A verbatim copy of the records is required, with all pictures left out.

════

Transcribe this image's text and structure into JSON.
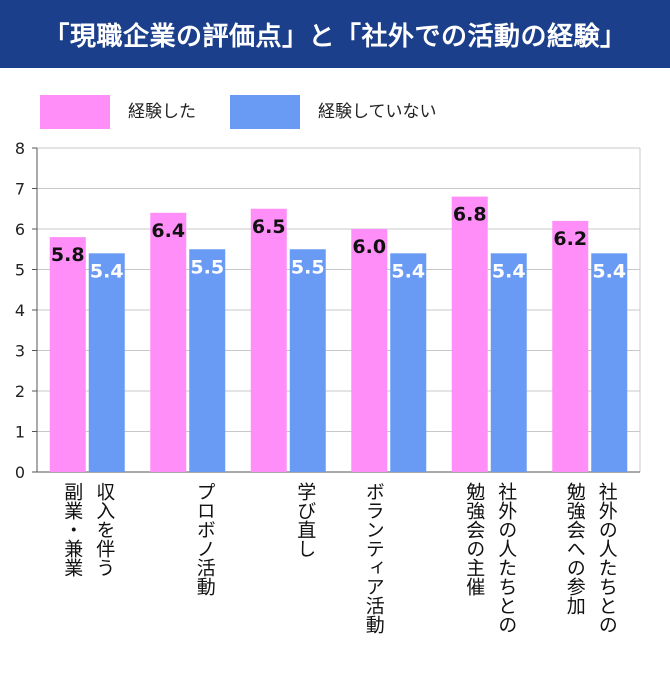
{
  "title": "「現職企業の評価点」と「社外での活動の経験」",
  "legend": {
    "experienced": "経験した",
    "not_experienced": "経験していない"
  },
  "colors": {
    "header_bg": "#1c3f8c",
    "experienced": "#ff8ef8",
    "not_experienced": "#6a9bf4"
  },
  "chart_data": {
    "type": "bar",
    "title": "「現職企業の評価点」と「社外での活動の経験」",
    "xlabel": "",
    "ylabel": "",
    "ylim": [
      0,
      8
    ],
    "yticks": [
      "0",
      "1",
      "2",
      "3",
      "4",
      "5",
      "6",
      "7",
      "8"
    ],
    "grid": true,
    "legend_position": "top-left",
    "categories": [
      {
        "col1": "収入を伴う",
        "col2": "副業・兼業"
      },
      {
        "col1": "プロボノ活動",
        "col2": ""
      },
      {
        "col1": "学び直し",
        "col2": ""
      },
      {
        "col1": "",
        "col2": "ボランティア活動"
      },
      {
        "col1": "社外の人たちとの",
        "col2": "勉強会の主催"
      },
      {
        "col1": "社外の人たちとの",
        "col2": "勉強会への参加"
      }
    ],
    "series": [
      {
        "name": "経験した",
        "values": [
          5.8,
          6.4,
          6.5,
          6.0,
          6.8,
          6.2
        ],
        "labels": [
          "5.8",
          "6.4",
          "6.5",
          "6.0",
          "6.8",
          "6.2"
        ]
      },
      {
        "name": "経験していない",
        "values": [
          5.4,
          5.5,
          5.5,
          5.4,
          5.4,
          5.4
        ],
        "labels": [
          "5.4",
          "5.5",
          "5.5",
          "5.4",
          "5.4",
          "5.4"
        ]
      }
    ]
  }
}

════

FINISHED TASK →
Transcribe this image's text and structure into JSON.
{
  "title": "「現職企業の評価点」と「社外での活動の経験」",
  "legend": {
    "experienced": "経験した",
    "not_experienced": "経験していない"
  },
  "colors": {
    "header_bg": "#1c3f8c",
    "experienced": "#ff8ef8",
    "not_experienced": "#6a9bf4"
  },
  "chart_data": {
    "type": "bar",
    "title": "「現職企業の評価点」と「社外での活動の経験」",
    "xlabel": "",
    "ylabel": "",
    "ylim": [
      0,
      8
    ],
    "yticks": [
      "0",
      "1",
      "2",
      "3",
      "4",
      "5",
      "6",
      "7",
      "8"
    ],
    "grid": true,
    "legend_position": "top-left",
    "categories": [
      {
        "col1": "収入を伴う",
        "col2": "副業・兼業"
      },
      {
        "col1": "プロボノ活動",
        "col2": ""
      },
      {
        "col1": "学び直し",
        "col2": ""
      },
      {
        "col1": "",
        "col2": "ボランティア活動"
      },
      {
        "col1": "社外の人たちとの",
        "col2": "勉強会の主催"
      },
      {
        "col1": "社外の人たちとの",
        "col2": "勉強会への参加"
      }
    ],
    "series": [
      {
        "name": "経験した",
        "values": [
          5.8,
          6.4,
          6.5,
          6.0,
          6.8,
          6.2
        ],
        "labels": [
          "5.8",
          "6.4",
          "6.5",
          "6.0",
          "6.8",
          "6.2"
        ]
      },
      {
        "name": "経験していない",
        "values": [
          5.4,
          5.5,
          5.5,
          5.4,
          5.4,
          5.4
        ],
        "labels": [
          "5.4",
          "5.5",
          "5.5",
          "5.4",
          "5.4",
          "5.4"
        ]
      }
    ]
  }
}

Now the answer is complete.